• _Your task_:
Take the records underneath and set them down exactly.
* BEGIN *
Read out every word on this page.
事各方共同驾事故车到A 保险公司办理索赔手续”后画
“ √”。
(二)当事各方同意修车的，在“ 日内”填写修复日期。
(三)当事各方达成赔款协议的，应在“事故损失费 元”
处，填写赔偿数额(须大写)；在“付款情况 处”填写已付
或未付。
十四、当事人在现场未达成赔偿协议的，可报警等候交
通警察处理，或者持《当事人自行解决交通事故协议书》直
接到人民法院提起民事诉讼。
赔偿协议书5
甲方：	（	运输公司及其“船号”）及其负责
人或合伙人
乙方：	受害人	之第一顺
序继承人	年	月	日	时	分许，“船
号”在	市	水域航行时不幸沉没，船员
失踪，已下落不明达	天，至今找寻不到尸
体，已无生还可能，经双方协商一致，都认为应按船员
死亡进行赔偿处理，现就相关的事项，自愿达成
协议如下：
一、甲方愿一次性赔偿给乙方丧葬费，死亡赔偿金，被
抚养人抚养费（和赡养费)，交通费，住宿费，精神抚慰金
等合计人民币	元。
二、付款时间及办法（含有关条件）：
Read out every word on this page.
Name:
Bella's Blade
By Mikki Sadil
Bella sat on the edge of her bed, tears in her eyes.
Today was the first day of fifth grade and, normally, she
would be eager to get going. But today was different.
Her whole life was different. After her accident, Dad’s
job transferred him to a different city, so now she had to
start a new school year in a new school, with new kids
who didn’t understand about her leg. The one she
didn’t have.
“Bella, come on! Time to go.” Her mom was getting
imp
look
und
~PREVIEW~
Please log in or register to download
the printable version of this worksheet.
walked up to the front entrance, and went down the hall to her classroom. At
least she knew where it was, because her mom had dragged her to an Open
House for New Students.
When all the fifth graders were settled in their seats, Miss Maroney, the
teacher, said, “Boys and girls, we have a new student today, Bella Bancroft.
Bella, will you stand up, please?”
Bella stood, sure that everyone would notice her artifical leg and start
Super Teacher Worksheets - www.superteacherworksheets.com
* END *
• _Result of the exercise_:
Read out every word on this page.
事各方共同驾事故车到A 保险公司办理索赔手续”后画
“ √”。
(二)当事各方同意修车的，在“ 日内”填写修复日期。
(三)当事各方达成赔款协议的，应在“事故损失费 元”
处，填写赔偿数额(须大写)；在“付款情况 处”填写已付
或未付。
十四、当事人在现场未达成赔偿协议的，可报警等候交
通警察处理，或者持《当事人自行解决交通事故协议书》直
接到人民法院提起民事诉讼。
赔偿协议书5
甲方：	（	运输公司及其“船号”）及其负责
人或合伙人
乙方：	受害人	之第一顺
序继承人	年	月	日	时	分许，“船
号”在	市	水域航行时不幸沉没，船员
失踪，已下落不明达	天，至今找寻不到尸
体，已无生还可能，经双方协商一致，都认为应按船员
死亡进行赔偿处理，现就相关的事项，自愿达成
协议如下：
一、甲方愿一次性赔偿给乙方丧葬费，死亡赔偿金，被
抚养人抚养费（和赡养费)，交通费，住宿费，精神抚慰金
等合计人民币	元。
二、付款时间及办法（含有关条件）：
Read out every word on this page.
Name:
Bella's Blade
By Mikki Sadil
Bella sat on the edge of her bed, tears in her eyes.
Today was the first day of fifth grade and, normally, she
would be eager to get going. But today was different.
Her whole life was different. After her accident, Dad’s
job transferred him to a different city, so now she had to
start a new school year in a new school, with new kids
who didn’t understand about her leg. The one she
didn’t have.
“Bella, come on! Time to go.” Her mom was getting
imp
look
und
~PREVIEW~
Please log in or register to download
the printable version of this worksheet.
walked up to the front entrance, and went down the hall to her classroom. At
least she knew where it was, because her mom had dragged her to an Open
House for New Students.
When all the fifth graders were settled in their seats, Miss Maroney, the
teacher, said, “Boys and girls, we have a new student today, Bella Bancroft.
Bella, will you stand up, please?”
Bella stood, sure that everyone would notice her artifical leg and start
Super Teacher Worksheets - www.superteacherworksheets.com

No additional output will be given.